[TASK DESCRIPTION]: The entries below should be quoted exactly, with no pictures carried over.

[SUPPLIED MATERIAL]:

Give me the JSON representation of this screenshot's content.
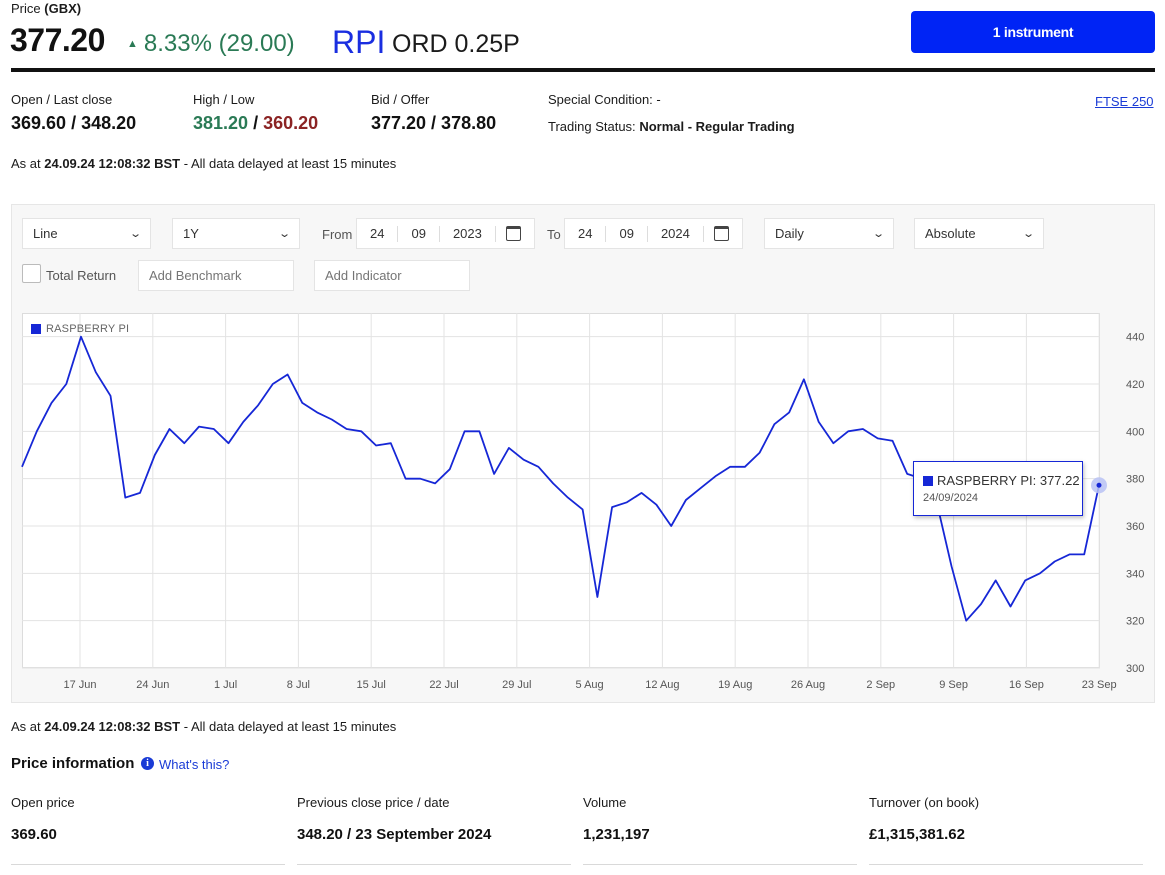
{
  "header": {
    "price_label_prefix": "Price",
    "price_label_unit": "(GBX)",
    "price": "377.20",
    "change_arrow": "▲",
    "change": "8.33% (29.00)",
    "ticker": "RPI",
    "ticker_desc": "ORD 0.25P",
    "instrument_button": "1 instrument",
    "accent_color": "#0024f5",
    "up_color": "#2a7a55",
    "down_color": "#8b2323"
  },
  "stats": {
    "open_last_label": "Open / Last close",
    "open_value": "369.60",
    "last_close_value": "348.20",
    "high_low_label": "High / Low",
    "high_value": "381.20",
    "low_value": "360.20",
    "bid_offer_label": "Bid / Offer",
    "bid_offer_value": "377.20 / 378.80",
    "special_condition_label": "Special Condition:",
    "special_condition_value": "-",
    "trading_status_label": "Trading Status:",
    "trading_status_value": "Normal - Regular Trading",
    "index_link": "FTSE 250",
    "slash": "/"
  },
  "as_at": {
    "prefix": "As at",
    "timestamp": "24.09.24 12:08:32 BST",
    "suffix": "- All data delayed at least 15 minutes"
  },
  "controls": {
    "chart_type": "Line",
    "period": "1Y",
    "from_label": "From",
    "from_day": "24",
    "from_month": "09",
    "from_year": "2023",
    "to_label": "To",
    "to_day": "24",
    "to_month": "09",
    "to_year": "2024",
    "interval": "Daily",
    "mode": "Absolute",
    "total_return_label": "Total Return",
    "benchmark_placeholder": "Add Benchmark",
    "indicator_placeholder": "Add Indicator",
    "chevron_icon": "chevron-down-icon",
    "calendar_icon": "calendar-icon"
  },
  "chart_data": {
    "type": "line",
    "series": [
      {
        "name": "RASPBERRY PI",
        "color": "#1627d6",
        "values": [
          385,
          400,
          412,
          420,
          440,
          425,
          415,
          372,
          374,
          390,
          401,
          395,
          402,
          401,
          395,
          404,
          411,
          420,
          424,
          412,
          408,
          405,
          401,
          400,
          394,
          395,
          380,
          380,
          378,
          384,
          400,
          400,
          382,
          393,
          388,
          385,
          378,
          372,
          367,
          330,
          368,
          370,
          374,
          369,
          360,
          371,
          376,
          381,
          385,
          385,
          391,
          403,
          408,
          422,
          404,
          395,
          400,
          401,
          397,
          396,
          382,
          380,
          370,
          343,
          320,
          327,
          337,
          326,
          337,
          340,
          345,
          348,
          348,
          377.22
        ]
      }
    ],
    "x_tick_labels": [
      "17 Jun",
      "24 Jun",
      "1 Jul",
      "8 Jul",
      "15 Jul",
      "22 Jul",
      "29 Jul",
      "5 Aug",
      "12 Aug",
      "19 Aug",
      "26 Aug",
      "2 Sep",
      "9 Sep",
      "16 Sep",
      "23 Sep"
    ],
    "y_ticks": [
      300,
      320,
      340,
      360,
      380,
      400,
      420,
      440
    ],
    "ylim": [
      300,
      450
    ],
    "grid": true,
    "legend": "top-left",
    "legend_label": "RASPBERRY PI",
    "tooltip": {
      "label": "RASPBERRY PI: 377.22",
      "date": "24/09/2024"
    }
  },
  "price_info": {
    "title": "Price information",
    "whats_this": "What's this?",
    "info_icon": "info-icon",
    "items": [
      {
        "label": "Open price",
        "value": "369.60"
      },
      {
        "label": "Previous close price / date",
        "value": "348.20 / 23 September 2024"
      },
      {
        "label": "Volume",
        "value": "1,231,197"
      },
      {
        "label": "Turnover (on book)",
        "value": "£1,315,381.62"
      }
    ]
  }
}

[THE ANSWER]:
Give me the JSON representation of this screenshot's content.
{
  "header": {
    "price_label_prefix": "Price",
    "price_label_unit": "(GBX)",
    "price": "377.20",
    "change_arrow": "▲",
    "change": "8.33% (29.00)",
    "ticker": "RPI",
    "ticker_desc": "ORD 0.25P",
    "instrument_button": "1 instrument",
    "accent_color": "#0024f5",
    "up_color": "#2a7a55",
    "down_color": "#8b2323"
  },
  "stats": {
    "open_last_label": "Open / Last close",
    "open_value": "369.60",
    "last_close_value": "348.20",
    "high_low_label": "High / Low",
    "high_value": "381.20",
    "low_value": "360.20",
    "bid_offer_label": "Bid / Offer",
    "bid_offer_value": "377.20 / 378.80",
    "special_condition_label": "Special Condition:",
    "special_condition_value": "-",
    "trading_status_label": "Trading Status:",
    "trading_status_value": "Normal - Regular Trading",
    "index_link": "FTSE 250",
    "slash": "/"
  },
  "as_at": {
    "prefix": "As at",
    "timestamp": "24.09.24 12:08:32 BST",
    "suffix": "- All data delayed at least 15 minutes"
  },
  "controls": {
    "chart_type": "Line",
    "period": "1Y",
    "from_label": "From",
    "from_day": "24",
    "from_month": "09",
    "from_year": "2023",
    "to_label": "To",
    "to_day": "24",
    "to_month": "09",
    "to_year": "2024",
    "interval": "Daily",
    "mode": "Absolute",
    "total_return_label": "Total Return",
    "benchmark_placeholder": "Add Benchmark",
    "indicator_placeholder": "Add Indicator",
    "chevron_icon": "chevron-down-icon",
    "calendar_icon": "calendar-icon"
  },
  "chart_data": {
    "type": "line",
    "series": [
      {
        "name": "RASPBERRY PI",
        "color": "#1627d6",
        "values": [
          385,
          400,
          412,
          420,
          440,
          425,
          415,
          372,
          374,
          390,
          401,
          395,
          402,
          401,
          395,
          404,
          411,
          420,
          424,
          412,
          408,
          405,
          401,
          400,
          394,
          395,
          380,
          380,
          378,
          384,
          400,
          400,
          382,
          393,
          388,
          385,
          378,
          372,
          367,
          330,
          368,
          370,
          374,
          369,
          360,
          371,
          376,
          381,
          385,
          385,
          391,
          403,
          408,
          422,
          404,
          395,
          400,
          401,
          397,
          396,
          382,
          380,
          370,
          343,
          320,
          327,
          337,
          326,
          337,
          340,
          345,
          348,
          348,
          377.22
        ]
      }
    ],
    "x_tick_labels": [
      "17 Jun",
      "24 Jun",
      "1 Jul",
      "8 Jul",
      "15 Jul",
      "22 Jul",
      "29 Jul",
      "5 Aug",
      "12 Aug",
      "19 Aug",
      "26 Aug",
      "2 Sep",
      "9 Sep",
      "16 Sep",
      "23 Sep"
    ],
    "y_ticks": [
      300,
      320,
      340,
      360,
      380,
      400,
      420,
      440
    ],
    "ylim": [
      300,
      450
    ],
    "grid": true,
    "legend": "top-left",
    "legend_label": "RASPBERRY PI",
    "tooltip": {
      "label": "RASPBERRY PI: 377.22",
      "date": "24/09/2024"
    }
  },
  "price_info": {
    "title": "Price information",
    "whats_this": "What's this?",
    "info_icon": "info-icon",
    "items": [
      {
        "label": "Open price",
        "value": "369.60"
      },
      {
        "label": "Previous close price / date",
        "value": "348.20 / 23 September 2024"
      },
      {
        "label": "Volume",
        "value": "1,231,197"
      },
      {
        "label": "Turnover (on book)",
        "value": "£1,315,381.62"
      }
    ]
  }
}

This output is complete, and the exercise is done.